WRITTEN TASK: In the listing that follows, count the lines holding the word "title" and report only that number.

Stored data:
----------------
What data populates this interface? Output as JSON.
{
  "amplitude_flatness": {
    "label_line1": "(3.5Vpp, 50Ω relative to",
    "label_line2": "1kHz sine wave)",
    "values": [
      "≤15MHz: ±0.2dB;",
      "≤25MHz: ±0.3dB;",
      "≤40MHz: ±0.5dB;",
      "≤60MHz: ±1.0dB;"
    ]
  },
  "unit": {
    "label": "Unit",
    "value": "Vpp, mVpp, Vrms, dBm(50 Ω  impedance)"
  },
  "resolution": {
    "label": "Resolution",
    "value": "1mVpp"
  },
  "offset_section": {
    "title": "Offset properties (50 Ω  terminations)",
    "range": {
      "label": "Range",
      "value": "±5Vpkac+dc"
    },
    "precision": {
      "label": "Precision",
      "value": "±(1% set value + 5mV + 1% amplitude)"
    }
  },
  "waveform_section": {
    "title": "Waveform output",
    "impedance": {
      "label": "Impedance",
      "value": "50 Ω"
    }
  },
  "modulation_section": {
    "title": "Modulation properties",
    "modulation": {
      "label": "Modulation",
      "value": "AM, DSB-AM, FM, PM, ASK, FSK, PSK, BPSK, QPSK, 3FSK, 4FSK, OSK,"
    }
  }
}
----------------
ANSWER TO THIS PROBLEM: 3